→ **Work to do**:
State how many lines of the entries below hold the word "радиосигнала"; reply with nothing but the number.

→ **Records for this task**:

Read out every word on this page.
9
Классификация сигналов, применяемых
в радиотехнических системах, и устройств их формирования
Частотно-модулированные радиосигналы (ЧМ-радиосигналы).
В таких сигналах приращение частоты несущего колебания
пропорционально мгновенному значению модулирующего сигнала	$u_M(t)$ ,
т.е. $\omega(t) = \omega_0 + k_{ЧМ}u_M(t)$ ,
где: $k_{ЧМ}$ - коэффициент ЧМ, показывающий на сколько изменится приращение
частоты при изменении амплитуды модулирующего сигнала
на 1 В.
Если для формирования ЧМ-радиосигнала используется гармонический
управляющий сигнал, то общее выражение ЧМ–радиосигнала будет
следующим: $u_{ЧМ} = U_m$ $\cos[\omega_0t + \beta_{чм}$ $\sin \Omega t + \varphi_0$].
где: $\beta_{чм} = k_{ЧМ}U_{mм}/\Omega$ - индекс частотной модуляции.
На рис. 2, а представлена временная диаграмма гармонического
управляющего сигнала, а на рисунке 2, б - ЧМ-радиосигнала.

→ **Output for this task**:
3